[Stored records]
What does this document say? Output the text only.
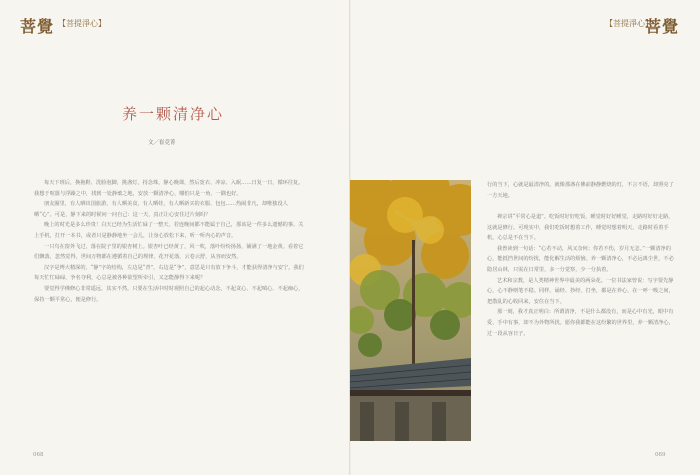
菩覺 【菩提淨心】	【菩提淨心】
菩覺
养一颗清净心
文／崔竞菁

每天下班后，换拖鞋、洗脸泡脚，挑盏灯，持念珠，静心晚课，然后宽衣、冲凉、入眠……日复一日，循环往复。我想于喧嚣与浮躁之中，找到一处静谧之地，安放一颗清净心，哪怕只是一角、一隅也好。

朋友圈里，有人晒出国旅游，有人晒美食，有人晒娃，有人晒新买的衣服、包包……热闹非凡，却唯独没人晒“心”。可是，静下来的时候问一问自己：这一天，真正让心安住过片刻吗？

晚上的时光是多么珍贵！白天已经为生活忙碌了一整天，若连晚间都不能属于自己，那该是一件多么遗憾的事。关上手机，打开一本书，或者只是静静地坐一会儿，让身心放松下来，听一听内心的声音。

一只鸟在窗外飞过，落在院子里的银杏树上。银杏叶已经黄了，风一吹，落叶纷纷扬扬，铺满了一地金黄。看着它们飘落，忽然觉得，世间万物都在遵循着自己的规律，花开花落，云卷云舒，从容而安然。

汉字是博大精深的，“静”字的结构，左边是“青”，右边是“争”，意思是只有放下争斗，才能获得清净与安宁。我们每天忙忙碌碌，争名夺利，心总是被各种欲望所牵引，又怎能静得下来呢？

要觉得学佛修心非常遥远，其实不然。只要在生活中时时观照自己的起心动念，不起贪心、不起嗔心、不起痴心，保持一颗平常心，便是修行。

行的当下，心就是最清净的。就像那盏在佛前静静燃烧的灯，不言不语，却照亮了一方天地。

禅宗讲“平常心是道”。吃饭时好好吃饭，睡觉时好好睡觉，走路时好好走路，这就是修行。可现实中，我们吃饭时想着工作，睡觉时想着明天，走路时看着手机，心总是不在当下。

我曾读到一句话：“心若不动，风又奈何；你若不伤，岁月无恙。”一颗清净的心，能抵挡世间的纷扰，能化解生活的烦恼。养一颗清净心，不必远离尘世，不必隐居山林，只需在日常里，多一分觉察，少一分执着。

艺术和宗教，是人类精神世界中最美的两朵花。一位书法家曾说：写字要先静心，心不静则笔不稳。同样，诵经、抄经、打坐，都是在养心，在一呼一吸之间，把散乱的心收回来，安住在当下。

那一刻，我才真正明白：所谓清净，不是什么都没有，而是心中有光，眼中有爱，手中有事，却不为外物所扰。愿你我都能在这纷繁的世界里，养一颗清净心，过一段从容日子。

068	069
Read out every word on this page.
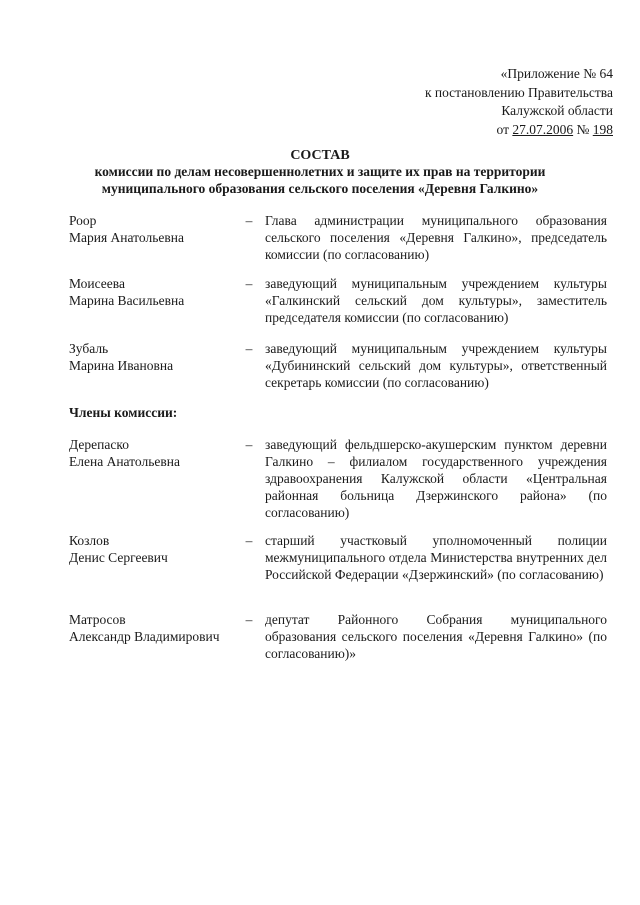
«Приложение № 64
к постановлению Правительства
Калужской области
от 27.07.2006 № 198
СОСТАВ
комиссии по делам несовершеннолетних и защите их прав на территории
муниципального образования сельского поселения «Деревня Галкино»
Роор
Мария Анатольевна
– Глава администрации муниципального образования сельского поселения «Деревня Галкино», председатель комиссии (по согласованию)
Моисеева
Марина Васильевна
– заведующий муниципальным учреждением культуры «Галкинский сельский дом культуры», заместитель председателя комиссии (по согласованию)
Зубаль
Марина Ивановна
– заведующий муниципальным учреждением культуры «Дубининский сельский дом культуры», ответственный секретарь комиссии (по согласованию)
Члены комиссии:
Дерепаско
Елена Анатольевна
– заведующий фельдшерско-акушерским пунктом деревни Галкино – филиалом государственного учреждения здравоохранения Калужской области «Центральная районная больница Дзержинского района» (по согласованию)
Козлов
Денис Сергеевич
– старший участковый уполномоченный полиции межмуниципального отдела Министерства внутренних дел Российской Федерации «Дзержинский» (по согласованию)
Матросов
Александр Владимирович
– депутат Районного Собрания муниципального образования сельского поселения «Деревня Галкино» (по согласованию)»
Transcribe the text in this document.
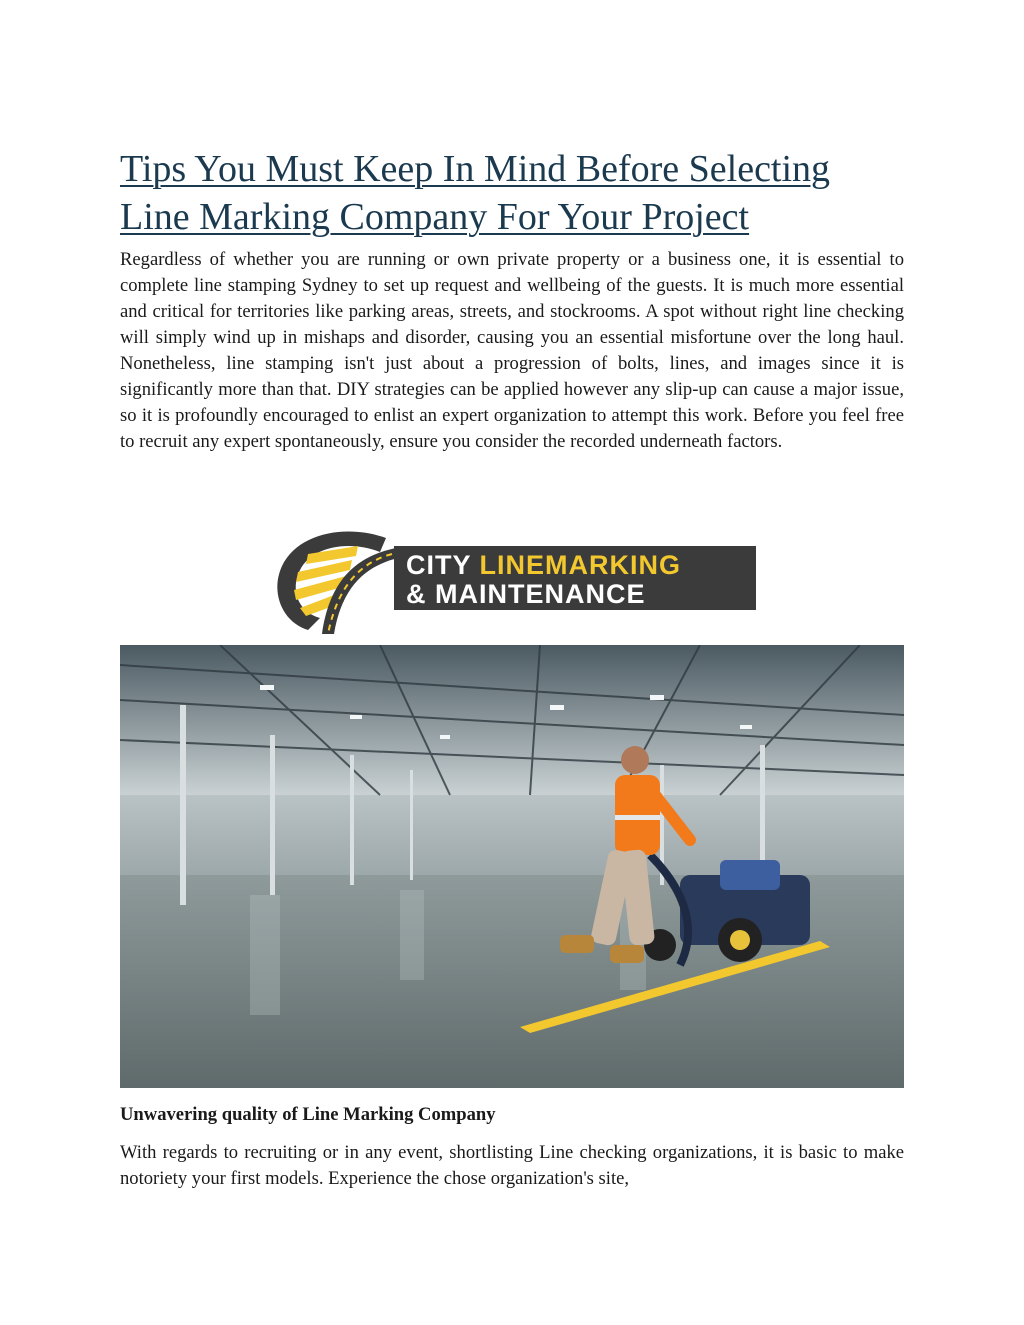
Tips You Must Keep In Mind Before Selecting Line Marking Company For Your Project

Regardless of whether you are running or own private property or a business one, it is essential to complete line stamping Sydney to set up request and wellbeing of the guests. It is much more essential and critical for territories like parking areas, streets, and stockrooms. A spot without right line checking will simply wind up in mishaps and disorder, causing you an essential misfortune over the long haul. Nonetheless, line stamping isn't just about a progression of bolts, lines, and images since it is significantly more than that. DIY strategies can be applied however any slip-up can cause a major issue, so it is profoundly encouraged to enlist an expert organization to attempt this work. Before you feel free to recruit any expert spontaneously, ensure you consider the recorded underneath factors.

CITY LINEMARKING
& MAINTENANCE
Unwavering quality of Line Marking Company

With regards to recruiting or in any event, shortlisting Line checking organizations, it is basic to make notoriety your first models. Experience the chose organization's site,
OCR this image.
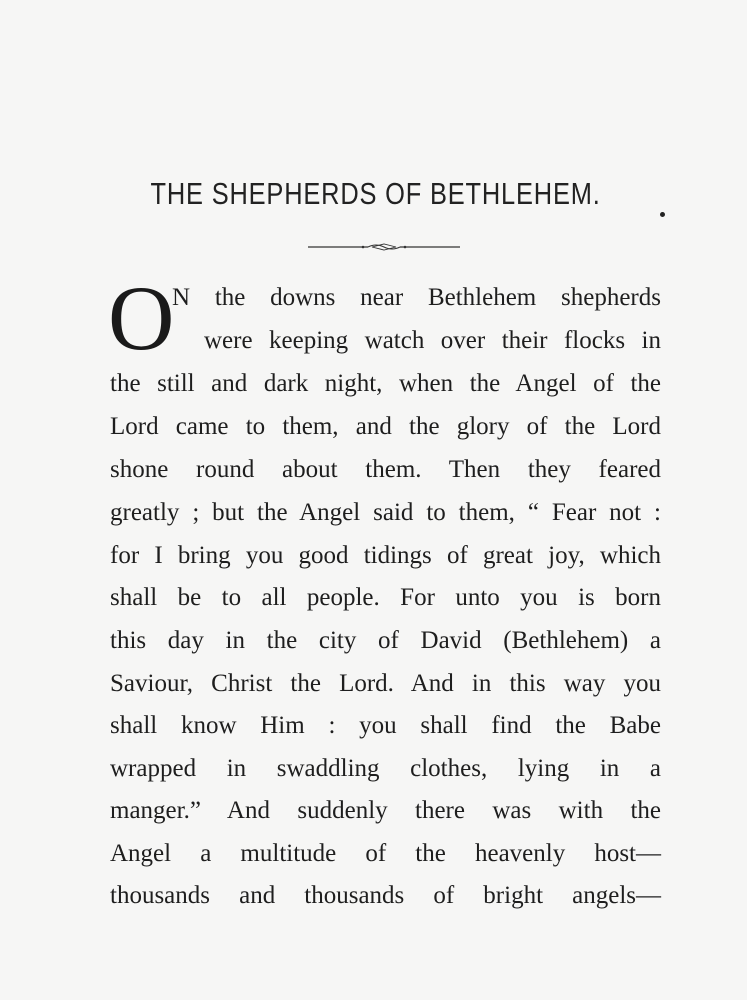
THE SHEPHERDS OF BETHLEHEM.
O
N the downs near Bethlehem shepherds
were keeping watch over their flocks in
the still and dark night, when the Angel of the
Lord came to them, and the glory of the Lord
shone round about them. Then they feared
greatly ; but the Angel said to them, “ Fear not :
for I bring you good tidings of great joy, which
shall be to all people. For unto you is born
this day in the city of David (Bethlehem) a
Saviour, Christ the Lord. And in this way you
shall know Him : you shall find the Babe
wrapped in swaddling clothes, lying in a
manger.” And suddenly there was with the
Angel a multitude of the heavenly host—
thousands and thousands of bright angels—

...

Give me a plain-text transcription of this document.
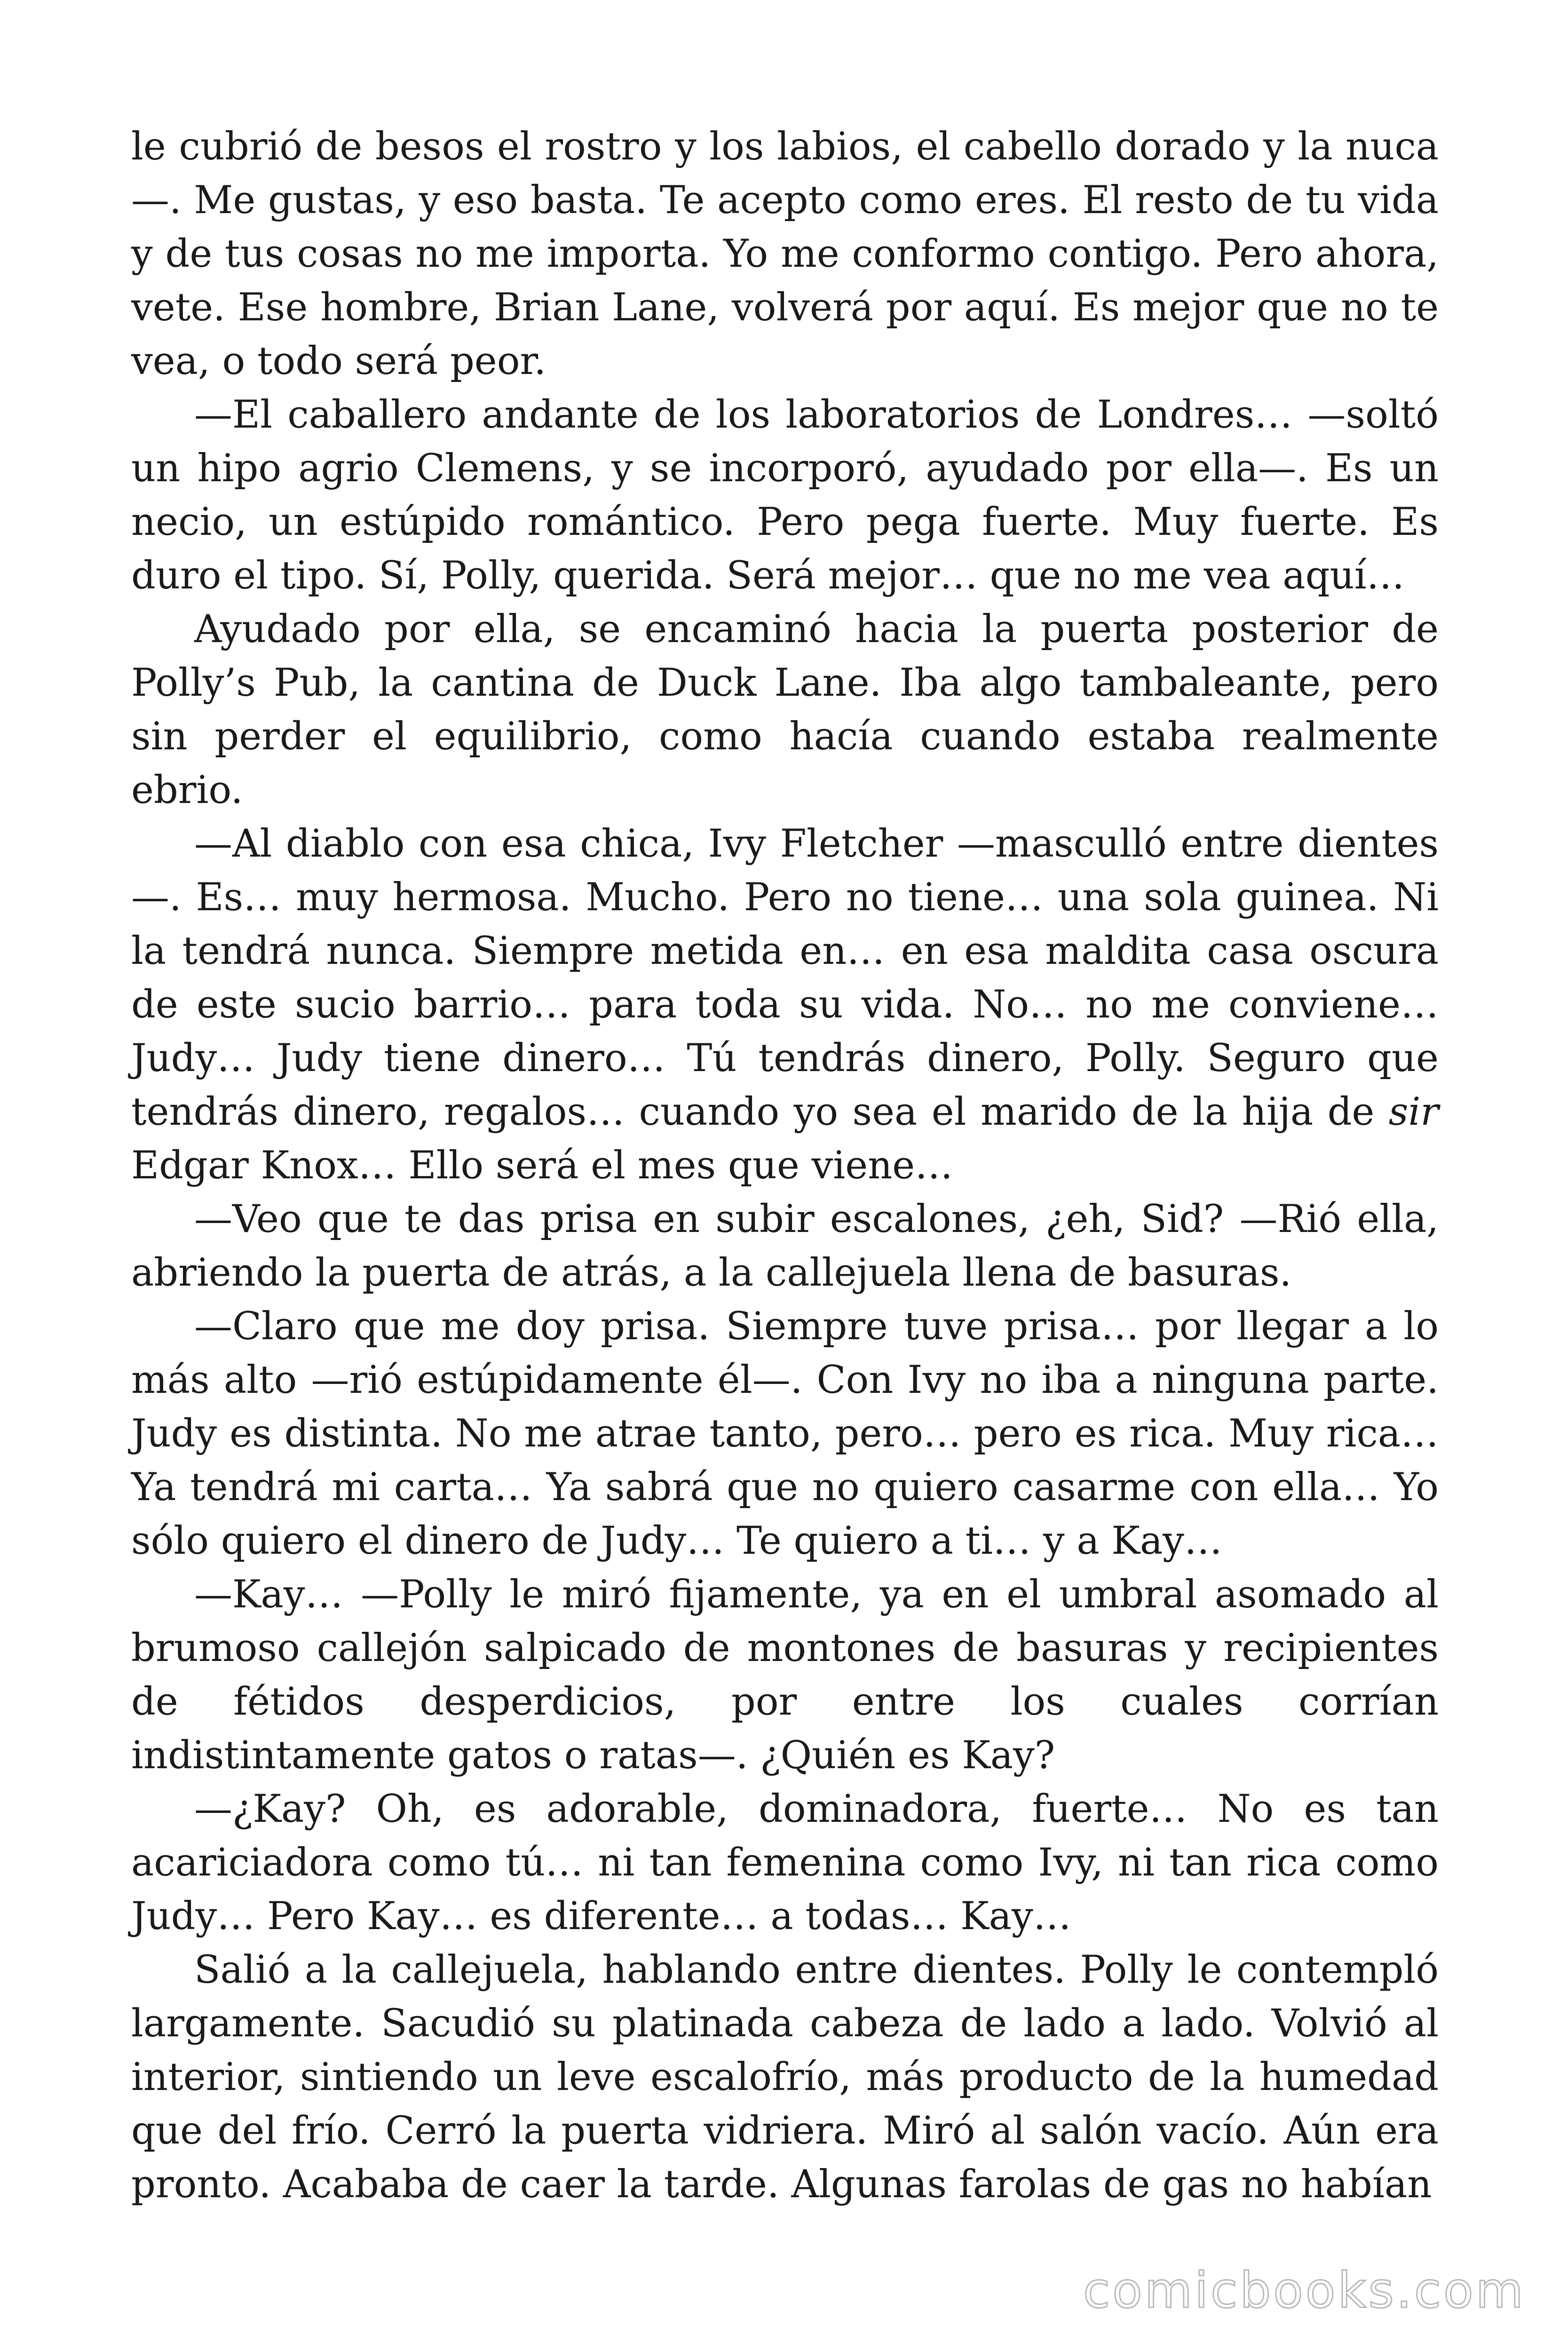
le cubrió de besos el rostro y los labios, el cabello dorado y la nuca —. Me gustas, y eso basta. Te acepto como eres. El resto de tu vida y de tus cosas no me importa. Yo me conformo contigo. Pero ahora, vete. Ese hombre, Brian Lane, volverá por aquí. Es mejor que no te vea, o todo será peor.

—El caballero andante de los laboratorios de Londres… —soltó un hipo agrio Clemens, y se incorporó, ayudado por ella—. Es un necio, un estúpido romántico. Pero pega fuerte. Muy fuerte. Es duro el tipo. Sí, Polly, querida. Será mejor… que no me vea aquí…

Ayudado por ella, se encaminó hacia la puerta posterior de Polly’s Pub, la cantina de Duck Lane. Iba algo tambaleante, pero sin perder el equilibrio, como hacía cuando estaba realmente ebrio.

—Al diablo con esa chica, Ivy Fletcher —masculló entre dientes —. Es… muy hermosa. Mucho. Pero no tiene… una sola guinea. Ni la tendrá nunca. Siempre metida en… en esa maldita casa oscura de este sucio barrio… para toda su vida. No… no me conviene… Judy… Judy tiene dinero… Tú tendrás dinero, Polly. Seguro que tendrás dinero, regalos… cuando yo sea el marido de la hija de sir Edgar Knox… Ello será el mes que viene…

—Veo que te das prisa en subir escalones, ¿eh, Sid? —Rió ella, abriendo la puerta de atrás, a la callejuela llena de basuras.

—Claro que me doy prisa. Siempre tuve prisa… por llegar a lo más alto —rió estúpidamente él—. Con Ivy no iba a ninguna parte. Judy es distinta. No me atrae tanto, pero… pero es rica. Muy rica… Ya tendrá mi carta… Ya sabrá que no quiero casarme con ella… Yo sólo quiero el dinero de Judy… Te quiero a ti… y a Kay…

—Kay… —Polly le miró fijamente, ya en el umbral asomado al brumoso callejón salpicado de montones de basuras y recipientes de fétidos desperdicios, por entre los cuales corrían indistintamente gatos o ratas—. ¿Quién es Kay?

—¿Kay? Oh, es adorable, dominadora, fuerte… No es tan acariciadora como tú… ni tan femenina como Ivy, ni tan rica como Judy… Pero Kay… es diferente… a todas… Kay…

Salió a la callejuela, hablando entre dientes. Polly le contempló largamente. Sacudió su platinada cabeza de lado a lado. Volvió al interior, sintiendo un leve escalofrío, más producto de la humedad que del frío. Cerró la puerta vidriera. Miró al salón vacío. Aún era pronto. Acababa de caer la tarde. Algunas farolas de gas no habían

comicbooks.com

--

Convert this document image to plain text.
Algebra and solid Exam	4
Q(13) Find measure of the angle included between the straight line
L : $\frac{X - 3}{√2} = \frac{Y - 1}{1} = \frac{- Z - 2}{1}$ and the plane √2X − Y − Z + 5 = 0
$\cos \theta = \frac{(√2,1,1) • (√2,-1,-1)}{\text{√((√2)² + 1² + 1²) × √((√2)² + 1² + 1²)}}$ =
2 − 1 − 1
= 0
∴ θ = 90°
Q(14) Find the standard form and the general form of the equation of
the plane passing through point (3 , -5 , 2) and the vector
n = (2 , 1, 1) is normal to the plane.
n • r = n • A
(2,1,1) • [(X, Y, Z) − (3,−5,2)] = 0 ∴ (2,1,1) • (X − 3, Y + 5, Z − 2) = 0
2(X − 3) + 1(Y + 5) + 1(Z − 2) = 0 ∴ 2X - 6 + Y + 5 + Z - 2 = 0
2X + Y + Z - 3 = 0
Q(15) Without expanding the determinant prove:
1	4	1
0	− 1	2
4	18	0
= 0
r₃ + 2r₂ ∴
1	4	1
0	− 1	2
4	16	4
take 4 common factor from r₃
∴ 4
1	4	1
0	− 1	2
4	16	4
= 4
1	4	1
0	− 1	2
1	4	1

### GIVEN INSTRUCTION:
Pick out and copy the lines of the entries that hold the string "rica".

### TASK ANSWER:
—Claro que me doy prisa. Siempre tuve prisa… por llegar a lo más alto —rió estúpidamente él—. Con Ivy no iba a ninguna parte. Judy es distinta. No me atrae tanto, pero… pero es rica. Muy rica… Ya tendrá mi carta… Ya sabrá que no quiero casarme con ella… Yo sólo quiero el dinero de Judy… Te quiero a ti… y a Kay…
—¿Kay? Oh, es adorable, dominadora, fuerte… No es tan acariciadora como tú… ni tan femenina como Ivy, ni tan rica como Judy… Pero Kay… es diferente… a todas… Kay…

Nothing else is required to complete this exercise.